==== TEKS PILIHAN ====

Saturday, 3 November 2018

Siapa Sang Guru di balik Sukarno ?

A.  Sukarno, Murid dan Menantuku
Biografi Sukarno
"Ketika datang waktunja untuk masuk sekolah menengah, bapak sudah tahu apa jang harus dikerdjakannja. Ia menggunakan pengaruh kawan-kawannja untuk memasukkanku kesekolah menengah jang tertinggi di Djawa Timur, jaitu Hogere Burger School di Surabaja.,,Nak," katanja, ,,Maksud ini sudah ada dalam pikiranku semendjak kau dilahirkan kedunia." Semua telah diaturnja dan aku akan tinggal dirumah H.O.S. Tjokroaminoto, ialah orang jang kemudian merobah seluruh kehidupanku.,,Tjokro," ia menerangkan padaku, ,,Adalah kawanku di Surabaja sedjak sebelum kau ada.",,0," kataku gembira, ,,Saja kira dia keluarga kita." ,,Tidak," djawab bapak. ,,Oo, barangkali mungkin keluarga  jang  sangat  djauh,  tapi  tidak  serapat  seorang  kemenakan  atau  paman."  Kemudian  bapak memandang kepadaku sesaat. ,,Kautahu siapa Tjokro?" ,,Saja hanja tahu, dia berkeliling untuk mempropagandakan kejakinan politiknja. Saja ingat dia datang kekampung kita untuk mengadakan pidato dan menginap, bapak dengan dia mengobrol sampai waktu subuh." ,,Tjokro adalah pemimpin politik dari orang Djawa. Sungguhpun engkau akan mendapat pendidikan Belanda, aku tidak ingin darah dagingku mendjadi kebarat- baratan. Karena itu kau kukirim kepada Tjokro, orang jang didjuluki oieh Belanda sebagai 'Radja Djawa jang tidak dinobatkan”.

==== BAHAN YANG DIBERIKAN ====

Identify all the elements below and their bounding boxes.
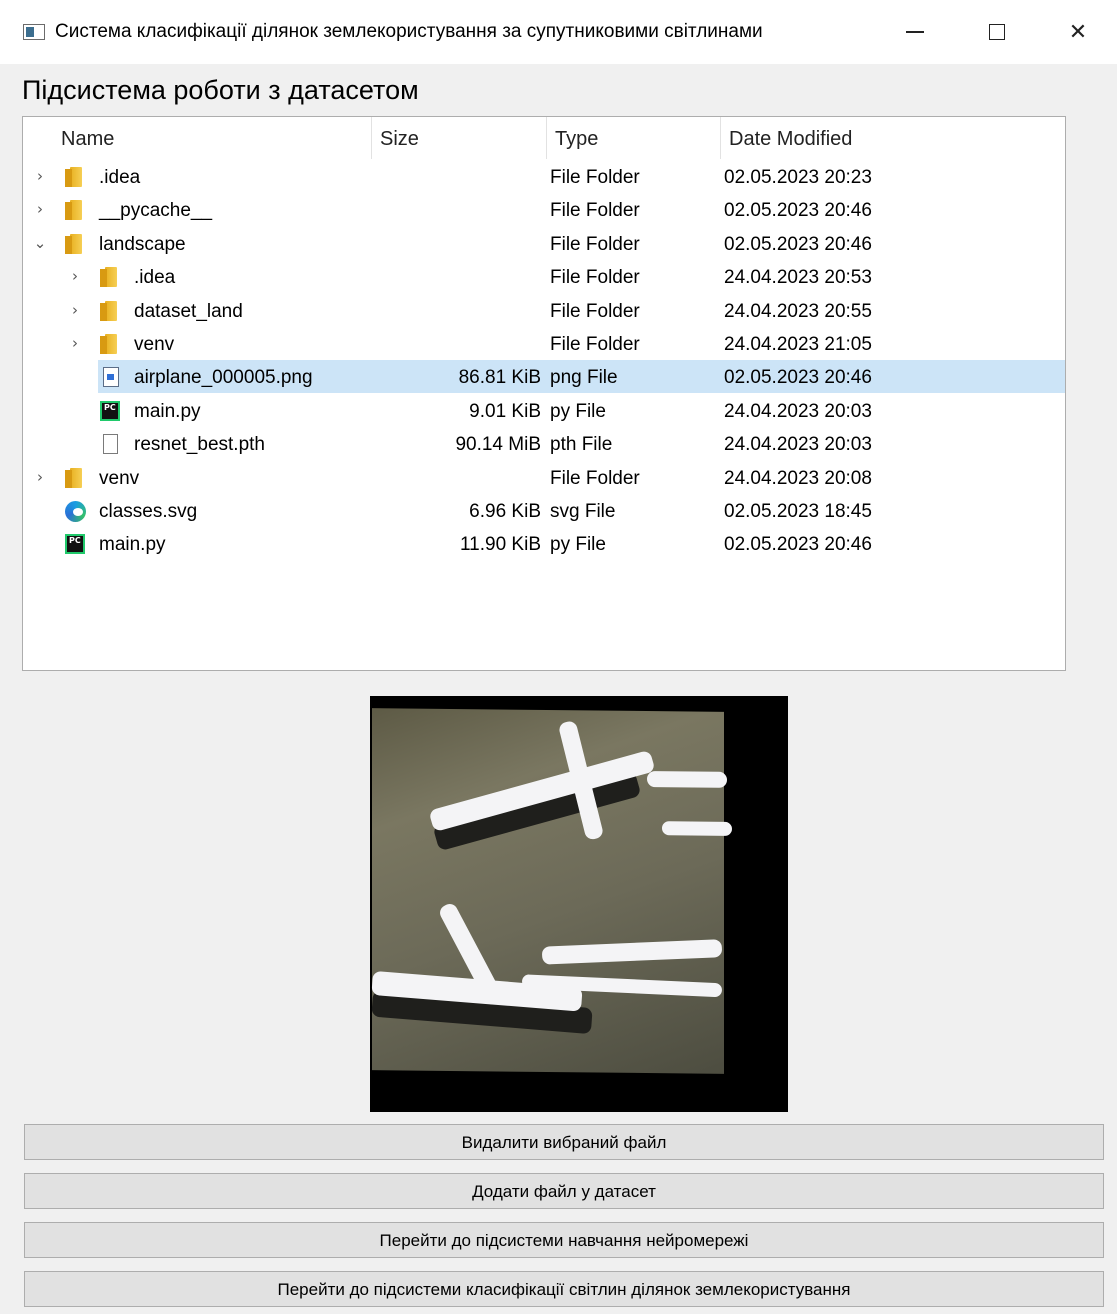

====

> [KETENTUAN LATIHAN] Tolong kutip seluruh teks pilihan tanpa mengubah satu huruf pun. Daftar ini sama sekali tidak digunakan di sini.

> [PENYELESAIAN SOAL]
Saturday, 3 November 2018

Siapa Sang Guru di balik Sukarno ?

A.  Sukarno, Murid dan Menantuku
Biografi Sukarno
"Ketika datang waktunja untuk masuk sekolah menengah, bapak sudah tahu apa jang harus dikerdjakannja. Ia menggunakan pengaruh kawan-kawannja untuk memasukkanku kesekolah menengah jang tertinggi di Djawa Timur, jaitu Hogere Burger School di Surabaja.,,Nak," katanja, ,,Maksud ini sudah ada dalam pikiranku semendjak kau dilahirkan kedunia." Semua telah diaturnja dan aku akan tinggal dirumah H.O.S. Tjokroaminoto, ialah orang jang kemudian merobah seluruh kehidupanku.,,Tjokro," ia menerangkan padaku, ,,Adalah kawanku di Surabaja sedjak sebelum kau ada.",,0," kataku gembira, ,,Saja kira dia keluarga kita." ,,Tidak," djawab bapak. ,,Oo, barangkali mungkin keluarga  jang  sangat  djauh,  tapi  tidak  serapat  seorang  kemenakan  atau  paman."  Kemudian  bapak memandang kepadaku sesaat. ,,Kautahu siapa Tjokro?" ,,Saja hanja tahu, dia berkeliling untuk mempropagandakan kejakinan politiknja. Saja ingat dia datang kekampung kita untuk mengadakan pidato dan menginap, bapak dengan dia mengobrol sampai waktu subuh." ,,Tjokro adalah pemimpin politik dari orang Djawa. Sungguhpun engkau akan mendapat pendidikan Belanda, aku tidak ingin darah dagingku mendjadi kebarat- baratan. Karena itu kau kukirim kepada Tjokro, orang jang didjuluki oieh Belanda sebagai 'Radja Djawa jang tidak dinobatkan”.